Records contained in a dataset
═══

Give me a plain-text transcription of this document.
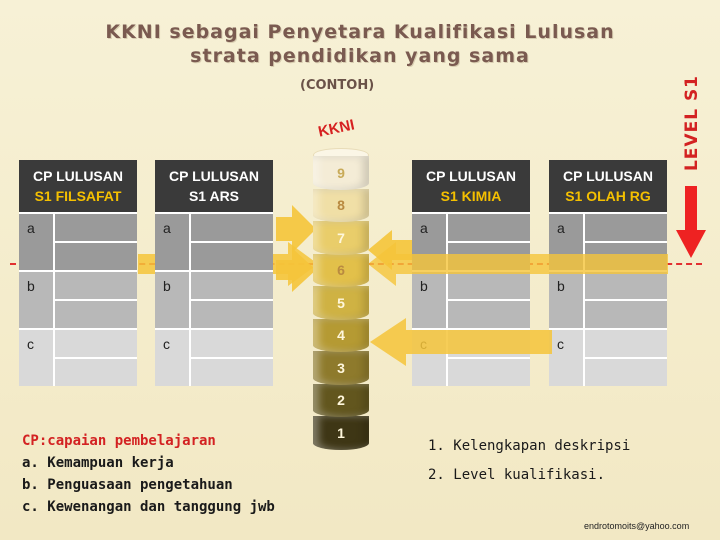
KKNI sebagai Penyetara Kualifikasi Lulusan
strata pendidikan yang sama
(CONTOH)	LEVEL S1
CP LULUSAN
S1 FILSAFAT
a
b
c
CP LULUSAN
S1 ARS
a
b
c
CP LULUSAN
S1 KIMIA
a
b
CP LULUSAN
S1 OLAH RG
a
b
c
KKNI
9
8
7
6
5
4
3
2
1
CP:capaian pembelajaran
a. Kemampuan kerja
b. Penguasaan pengetahuan
c. Kewenangan dan tanggung jwb
1. Kelengkapan deskripsi
2. Level kualifikasi.
endrotomoits@yahoo.com
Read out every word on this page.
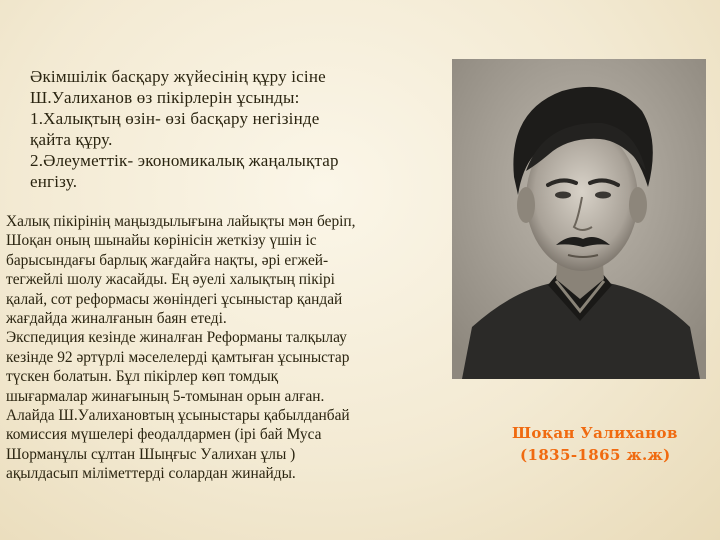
Әкімшілік басқару жүйесінің құру ісіне
Ш.Уалиханов өз пікірлерін ұсынды:
1.Халықтың өзін- өзі басқару негізінде
қайта құру.
2.Әлеуметтік- экономикалық жаңалықтар
енгізу.
Халық пікірінің маңыздылығына лайықты мән беріп,
Шоқан оның шынайы көрінісін жеткізу үшін іс
барысындағы барлық жағдайға нақты, әрі егжей-
тегжейлі шолу жасайды. Ең әуелі халықтың пікірі
қалай, сот реформасы жөніндегі ұсыныстар қандай
жағдайда жиналғанын баян етеді.
Экспедиция кезінде жиналған Реформаны талқылау
кезінде 92 әртүрлі мәселелерді қамтыған ұсыныстар
түскен болатын. Бұл пікірлер көп томдық
шығармалар жинағының 5-томынан орын алған.
Алайда Ш.Уалихановтың ұсыныстары қабылданбай
комиссия мүшелері феодалдармен (ірі бай Муса
Шорманұлы сұлтан Шыңғыс Уалихан ұлы )
ақылдасып міліметтерді солардан жинайды.
Шоқан Уалиханов
(1835-1865 ж.ж)
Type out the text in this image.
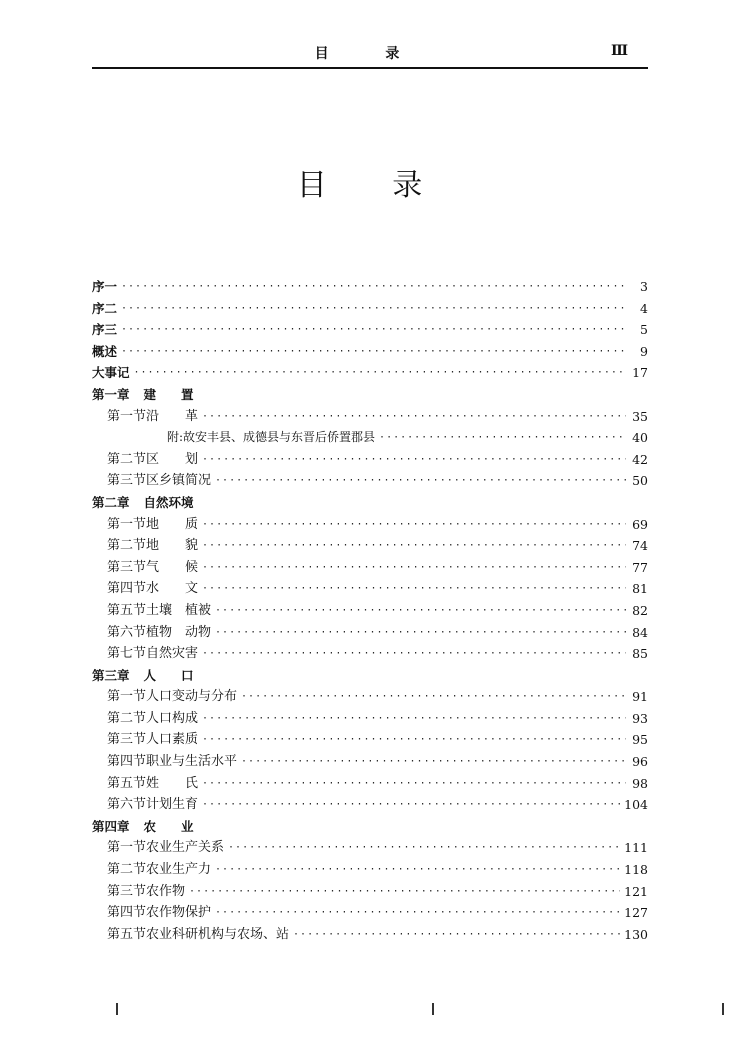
目 录	Ⅲ
目 录
序一 ·····	3
序二 ·····	4
序三 ·····	5
概述 ·····	9
大事记 ·····	17
第一章 建　　置
第一节 沿　　革 ·····	35
附:故安丰县、成德县与东晋后侨置郡县 ·····	40
第二节 区　　划 ·····	42
第三节 区乡镇简况 ·····	50
第二章 自然环境
第一节 地　　质 ·····	69
第二节 地　　貌 ·····	74
第三节 气　　候 ·····	77
第四节 水　　文 ·····	81
第五节 土壤　植被 ·····	82
第六节 植物　动物 ·····	84
第七节 自然灾害 ·····	85
第三章 人　　口
第一节 人口变动与分布 ·····	91
第二节 人口构成 ·····	93
第三节 人口素质 ·····	95
第四节 职业与生活水平 ·····	96
第五节 姓　　氏 ·····	98
第六节 计划生育 ·····	104
第四章 农　　业
第一节 农业生产关系 ·····	111
第二节 农业生产力 ·····	118
第三节 农作物 ·····	121
第四节 农作物保护 ·····	127
第五节 农业科研机构与农场、站 ·····	130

═══

Task details: Your task is to retype all the entries exactly and leave out any pictures.

Task result:
Give me a plain-text transcription of this document.
KKNI sebagai Penyetara Kualifikasi Lulusan
strata pendidikan yang sama
(CONTOH)	LEVEL S1
CP LULUSAN
S1 FILSAFAT
a
b
c
CP LULUSAN
S1 ARS
a
b
c
CP LULUSAN
S1 KIMIA
a
b
CP LULUSAN
S1 OLAH RG
a
b
c
KKNI
9
8
7
6
5
4
3
2
1
CP:capaian pembelajaran
a. Kemampuan kerja
b. Penguasaan pengetahuan
c. Kewenangan dan tanggung jwb
1. Kelengkapan deskripsi
2. Level kualifikasi.
endrotomoits@yahoo.com
Read out every word on this page.
Әкімшілік басқару жүйесінің құру ісіне
Ш.Уалиханов өз пікірлерін ұсынды:
1.Халықтың өзін- өзі басқару негізінде
қайта құру.
2.Әлеуметтік- экономикалық жаңалықтар
енгізу.
Халық пікірінің маңыздылығына лайықты мән беріп,
Шоқан оның шынайы көрінісін жеткізу үшін іс
барысындағы барлық жағдайға нақты, әрі егжей-
тегжейлі шолу жасайды. Ең әуелі халықтың пікірі
қалай, сот реформасы жөніндегі ұсыныстар қандай
жағдайда жиналғанын баян етеді.
Экспедиция кезінде жиналған Реформаны талқылау
кезінде 92 әртүрлі мәселелерді қамтыған ұсыныстар
түскен болатын. Бұл пікірлер көп томдық
шығармалар жинағының 5-томынан орын алған.
Алайда Ш.Уалихановтың ұсыныстары қабылданбай
комиссия мүшелері феодалдармен (ірі бай Муса
Шорманұлы сұлтан Шыңғыс Уалихан ұлы )
ақылдасып міліметтерді солардан жинайды.
Шоқан Уалиханов
(1835-1865 ж.ж)
Type out the text in this image.
目 录	Ⅲ
目 录
序一 ·····	3
序二 ·····	4
序三 ·····	5
概述 ·····	9
大事记 ·····	17
第一章 建　　置
第一节 沿　　革 ·····	35
附:故安丰县、成德县与东晋后侨置郡县 ·····	40
第二节 区　　划 ·····	42
第三节 区乡镇简况 ·····	50
第二章 自然环境
第一节 地　　质 ·····	69
第二节 地　　貌 ·····	74
第三节 气　　候 ·····	77
第四节 水　　文 ·····	81
第五节 土壤　植被 ·····	82
第六节 植物　动物 ·····	84
第七节 自然灾害 ·····	85
第三章 人　　口
第一节 人口变动与分布 ·····	91
第二节 人口构成 ·····	93
第三节 人口素质 ·····	95
第四节 职业与生活水平 ·····	96
第五节 姓　　氏 ·····	98
第六节 计划生育 ·····	104
第四章 农　　业
第一节 农业生产关系 ·····	111
第二节 农业生产力 ·····	118
第三节 农作物 ·····	121
第四节 农作物保护 ·····	127
第五节 农业科研机构与农场、站 ·····	130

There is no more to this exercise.